(Goal) Leave out the pictures and repeat everything else in the records exactly.

* * *

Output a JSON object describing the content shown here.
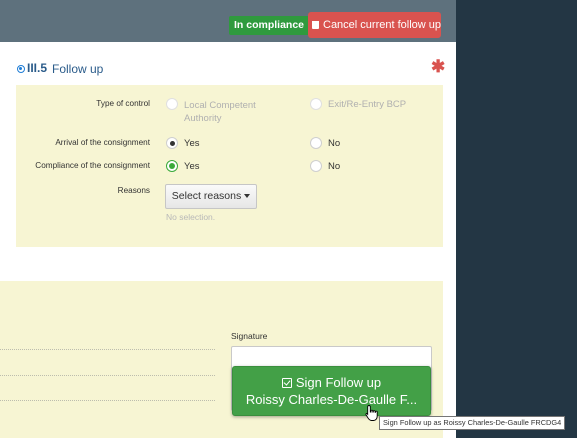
{
  "topbar": {
    "compliance_badge": "In compliance",
    "cancel_button": "Cancel current follow up",
    "colors": {
      "bar": "#5e717d",
      "badge": "#2f9a3e",
      "cancel": "#d9534f",
      "sidebar": "#233644"
    }
  },
  "section": {
    "number": "III.5",
    "title": "Follow up",
    "required_mark": "✱"
  },
  "form": {
    "type_of_control": {
      "label": "Type of control",
      "options": [
        "Local Competent Authority",
        "Exit/Re-Entry BCP"
      ],
      "option1_line1": "Local Competent",
      "option1_line2": "Authority",
      "selected": null
    },
    "arrival": {
      "label": "Arrival of the consignment",
      "yes": "Yes",
      "no": "No",
      "selected": "Yes"
    },
    "compliance": {
      "label": "Compliance of the consignment",
      "yes": "Yes",
      "no": "No",
      "selected": "Yes"
    },
    "reasons": {
      "label": "Reasons",
      "button": "Select reasons",
      "empty_text": "No selection."
    }
  },
  "signature": {
    "label": "Signature",
    "button_line1": "Sign Follow up",
    "button_line2": "Roissy Charles-De-Gaulle F...",
    "tooltip": "Sign Follow up as Roissy Charles-De-Gaulle FRCDG4"
  }
}
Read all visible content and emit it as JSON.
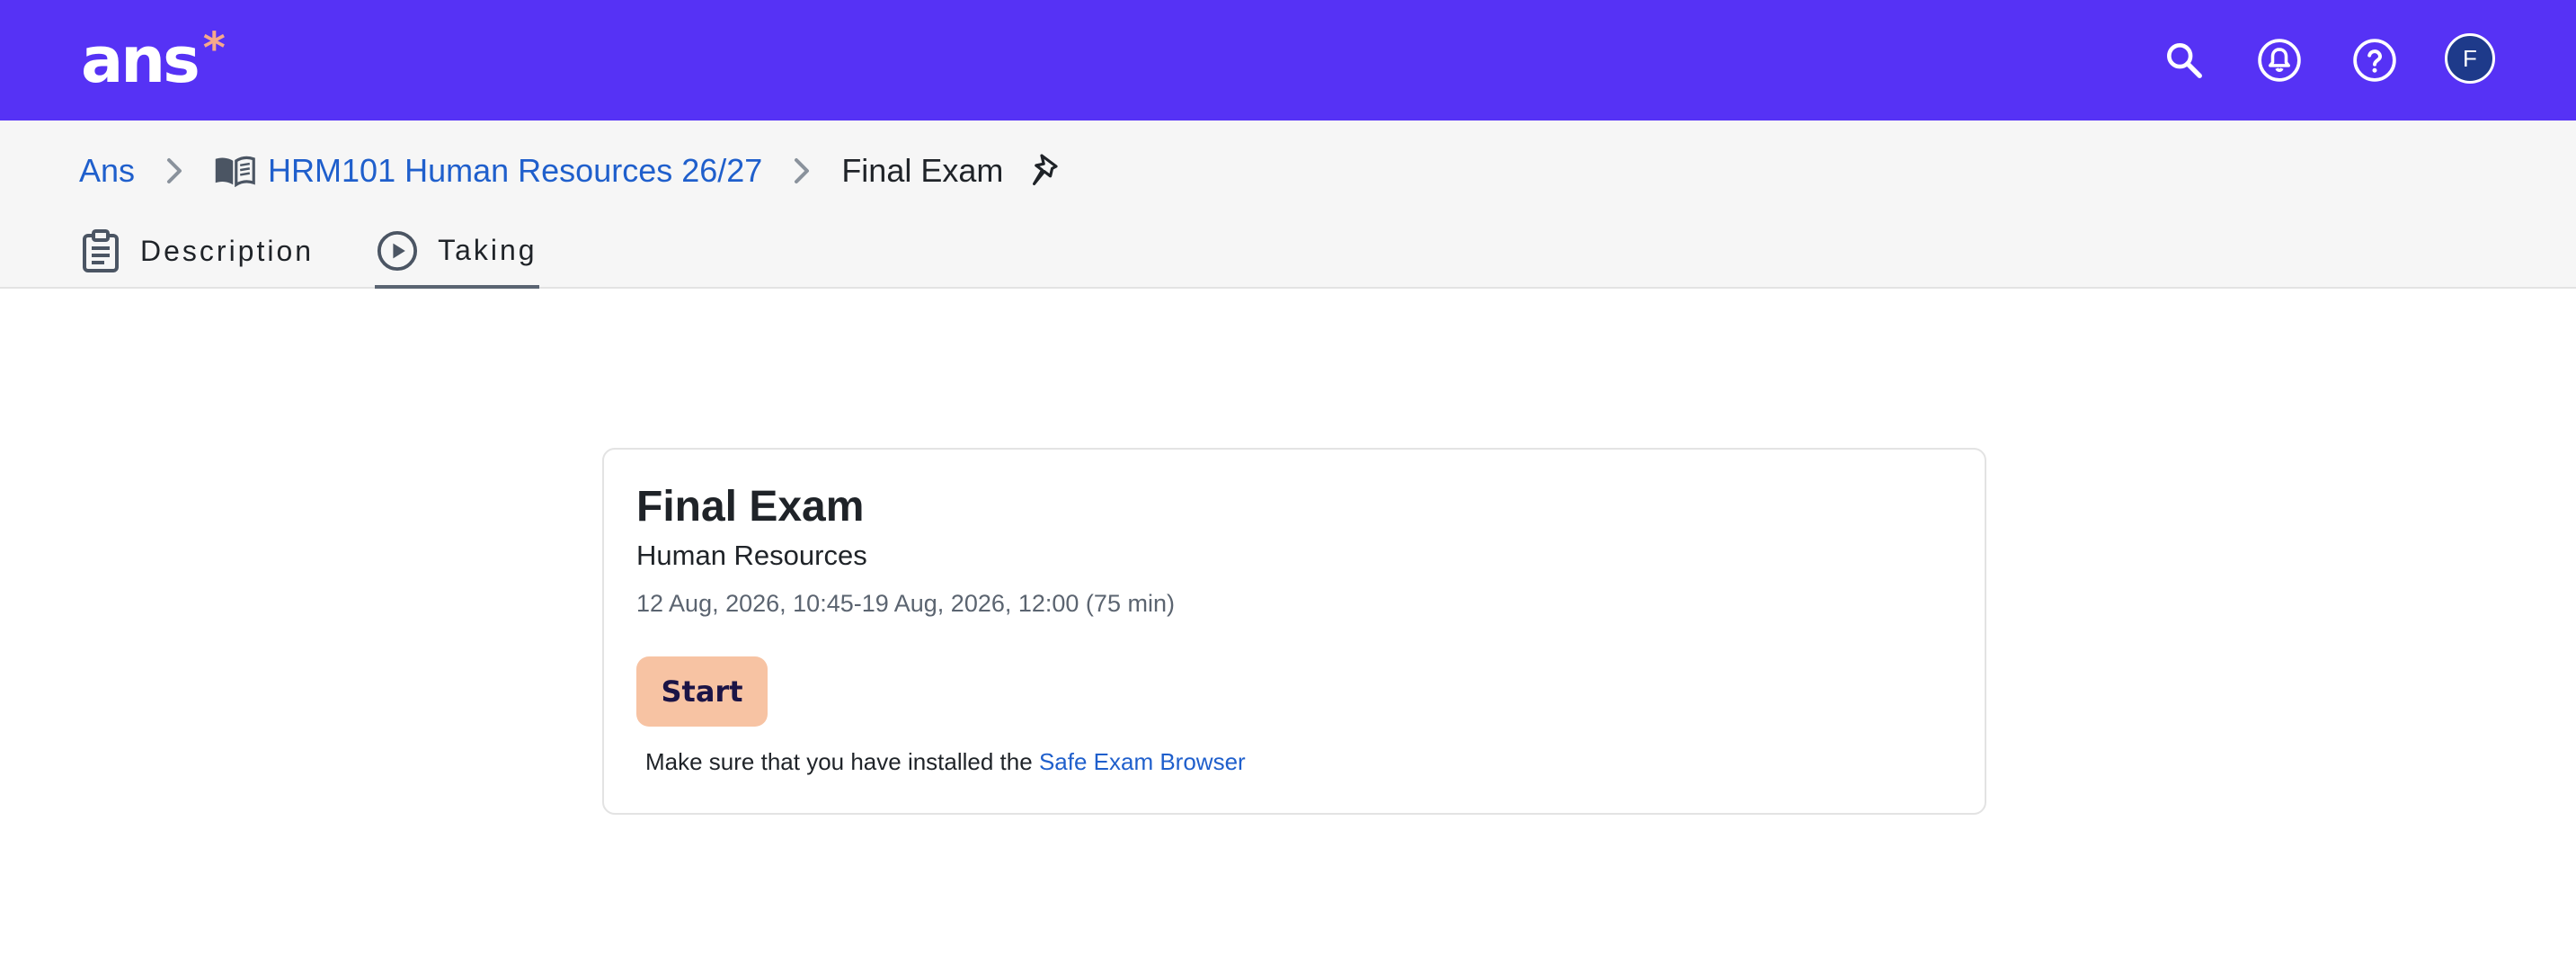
{
  "header": {
    "logo_text": "ans",
    "logo_mark": "*",
    "icons": [
      "search-icon",
      "bell-icon",
      "help-icon"
    ],
    "avatar_initial": "F",
    "colors": {
      "topbar": "#5632f5",
      "logo_accent": "#f7a98a",
      "avatar_bg": "#1e3a8a"
    }
  },
  "breadcrumb": {
    "root": "Ans",
    "course": "HRM101 Human Resources 26/27",
    "current": "Final Exam"
  },
  "tabs": [
    {
      "label": "Description",
      "icon": "clipboard-icon",
      "active": false
    },
    {
      "label": "Taking",
      "icon": "play-circle-icon",
      "active": true
    }
  ],
  "exam_card": {
    "title": "Final Exam",
    "subtitle": "Human Resources",
    "time_window": "12 Aug, 2026, 10:45-19 Aug, 2026, 12:00 (75 min)",
    "start_label": "Start",
    "note_prefix": "Make sure that you have installed the ",
    "note_link": "Safe Exam Browser",
    "colors": {
      "start_button": "#f7c3a3",
      "link": "#1f5fcc"
    }
  }
}
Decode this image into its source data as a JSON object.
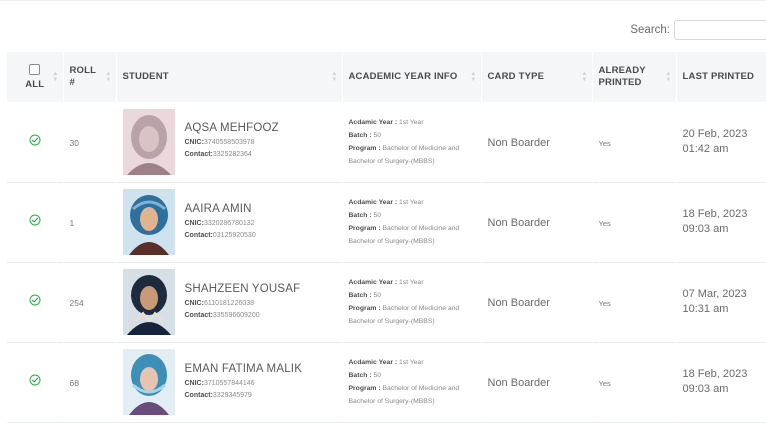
{
  "search": {
    "label": "Search:",
    "value": "",
    "placeholder": ""
  },
  "headers": {
    "all": "ALL",
    "roll_line1": "ROLL",
    "roll_line2": "#",
    "student": "STUDENT",
    "academic": "ACADEMIC YEAR INFO",
    "card_type": "CARD TYPE",
    "already_line1": "ALREADY",
    "already_line2": "PRINTED",
    "last_printed": "LAST PRINTED"
  },
  "labels": {
    "cnic": "CNIC:",
    "contact": "Contact:",
    "academic_year": "Acdamic Year :",
    "batch": "Batch :",
    "program": "Program :"
  },
  "rows": [
    {
      "roll": "30",
      "name": "AQSA MEHFOOZ",
      "cnic": "3740558503978",
      "contact": "3325282364",
      "academic_year": "1st Year",
      "batch": "50",
      "program_line1": "Bachelor of Medicine and",
      "program_line2": "Bachelor of Surgery-(MBBS)",
      "card_type": "Non Boarder",
      "already_printed": "Yes",
      "last_date": "20 Feb, 2023",
      "last_time": "01:42 am"
    },
    {
      "roll": "1",
      "name": "AAIRA AMIN",
      "cnic": "3320286780132",
      "contact": "03125920530",
      "academic_year": "1st Year",
      "batch": "50",
      "program_line1": "Bachelor of Medicine and",
      "program_line2": "Bachelor of Surgery-(MBBS)",
      "card_type": "Non Boarder",
      "already_printed": "Yes",
      "last_date": "18 Feb, 2023",
      "last_time": "09:03 am"
    },
    {
      "roll": "254",
      "name": "SHAHZEEN YOUSAF",
      "cnic": "6110181226038",
      "contact": "335596609200",
      "academic_year": "1st Year",
      "batch": "50",
      "program_line1": "Bachelor of Medicine and",
      "program_line2": "Bachelor of Surgery-(MBBS)",
      "card_type": "Non Boarder",
      "already_printed": "Yes",
      "last_date": "07 Mar, 2023",
      "last_time": "10:31 am"
    },
    {
      "roll": "68",
      "name": "EMAN FATIMA MALIK",
      "cnic": "3710557844146",
      "contact": "3329345979",
      "academic_year": "1st Year",
      "batch": "50",
      "program_line1": "Bachelor of Medicine and",
      "program_line2": "Bachelor of Surgery-(MBBS)",
      "card_type": "Non Boarder",
      "already_printed": "Yes",
      "last_date": "18 Feb, 2023",
      "last_time": "09:03 am"
    }
  ],
  "colors": {
    "check": "#28a745",
    "header_bg": "#f5f6f7"
  },
  "icons": {
    "row_check": "check-circle-icon",
    "select_all": "checkbox-icon",
    "sort": "sort-icon"
  }
}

* * *

(Worked answer)
Output a JSON object describing the content shown here.
{
  "topbar": {
    "compliance_badge": "In compliance",
    "cancel_button": "Cancel current follow up",
    "colors": {
      "bar": "#5e717d",
      "badge": "#2f9a3e",
      "cancel": "#d9534f",
      "sidebar": "#233644"
    }
  },
  "section": {
    "number": "III.5",
    "title": "Follow up",
    "required_mark": "✱"
  },
  "form": {
    "type_of_control": {
      "label": "Type of control",
      "options": [
        "Local Competent Authority",
        "Exit/Re-Entry BCP"
      ],
      "option1_line1": "Local Competent",
      "option1_line2": "Authority",
      "selected": null
    },
    "arrival": {
      "label": "Arrival of the consignment",
      "yes": "Yes",
      "no": "No",
      "selected": "Yes"
    },
    "compliance": {
      "label": "Compliance of the consignment",
      "yes": "Yes",
      "no": "No",
      "selected": "Yes"
    },
    "reasons": {
      "label": "Reasons",
      "button": "Select reasons",
      "empty_text": "No selection."
    }
  },
  "signature": {
    "label": "Signature",
    "button_line1": "Sign Follow up",
    "button_line2": "Roissy Charles-De-Gaulle F...",
    "tooltip": "Sign Follow up as Roissy Charles-De-Gaulle FRCDG4"
  }
}
Read all visible content and emit it as JSON.
{
  "header": {
    "logo_text": "ans",
    "logo_mark": "*",
    "icons": [
      "search-icon",
      "bell-icon",
      "help-icon"
    ],
    "avatar_initial": "F",
    "colors": {
      "topbar": "#5632f5",
      "logo_accent": "#f7a98a",
      "avatar_bg": "#1e3a8a"
    }
  },
  "breadcrumb": {
    "root": "Ans",
    "course": "HRM101 Human Resources 26/27",
    "current": "Final Exam"
  },
  "tabs": [
    {
      "label": "Description",
      "icon": "clipboard-icon",
      "active": false
    },
    {
      "label": "Taking",
      "icon": "play-circle-icon",
      "active": true
    }
  ],
  "exam_card": {
    "title": "Final Exam",
    "subtitle": "Human Resources",
    "time_window": "12 Aug, 2026, 10:45-19 Aug, 2026, 12:00 (75 min)",
    "start_label": "Start",
    "note_prefix": "Make sure that you have installed the ",
    "note_link": "Safe Exam Browser",
    "colors": {
      "start_button": "#f7c3a3",
      "link": "#1f5fcc"
    }
  }
}
Decode this image into its source data as a JSON object.
{
  "search": {
    "label": "Search:",
    "value": "",
    "placeholder": ""
  },
  "headers": {
    "all": "ALL",
    "roll_line1": "ROLL",
    "roll_line2": "#",
    "student": "STUDENT",
    "academic": "ACADEMIC YEAR INFO",
    "card_type": "CARD TYPE",
    "already_line1": "ALREADY",
    "already_line2": "PRINTED",
    "last_printed": "LAST PRINTED"
  },
  "labels": {
    "cnic": "CNIC:",
    "contact": "Contact:",
    "academic_year": "Acdamic Year :",
    "batch": "Batch :",
    "program": "Program :"
  },
  "rows": [
    {
      "roll": "30",
      "name": "AQSA MEHFOOZ",
      "cnic": "3740558503978",
      "contact": "3325282364",
      "academic_year": "1st Year",
      "batch": "50",
      "program_line1": "Bachelor of Medicine and",
      "program_line2": "Bachelor of Surgery-(MBBS)",
      "card_type": "Non Boarder",
      "already_printed": "Yes",
      "last_date": "20 Feb, 2023",
      "last_time": "01:42 am"
    },
    {
      "roll": "1",
      "name": "AAIRA AMIN",
      "cnic": "3320286780132",
      "contact": "03125920530",
      "academic_year": "1st Year",
      "batch": "50",
      "program_line1": "Bachelor of Medicine and",
      "program_line2": "Bachelor of Surgery-(MBBS)",
      "card_type": "Non Boarder",
      "already_printed": "Yes",
      "last_date": "18 Feb, 2023",
      "last_time": "09:03 am"
    },
    {
      "roll": "254",
      "name": "SHAHZEEN YOUSAF",
      "cnic": "6110181226038",
      "contact": "335596609200",
      "academic_year": "1st Year",
      "batch": "50",
      "program_line1": "Bachelor of Medicine and",
      "program_line2": "Bachelor of Surgery-(MBBS)",
      "card_type": "Non Boarder",
      "already_printed": "Yes",
      "last_date": "07 Mar, 2023",
      "last_time": "10:31 am"
    },
    {
      "roll": "68",
      "name": "EMAN FATIMA MALIK",
      "cnic": "3710557844146",
      "contact": "3329345979",
      "academic_year": "1st Year",
      "batch": "50",
      "program_line1": "Bachelor of Medicine and",
      "program_line2": "Bachelor of Surgery-(MBBS)",
      "card_type": "Non Boarder",
      "already_printed": "Yes",
      "last_date": "18 Feb, 2023",
      "last_time": "09:03 am"
    }
  ],
  "colors": {
    "check": "#28a745",
    "header_bg": "#f5f6f7"
  },
  "icons": {
    "row_check": "check-circle-icon",
    "select_all": "checkbox-icon",
    "sort": "sort-icon"
  }
}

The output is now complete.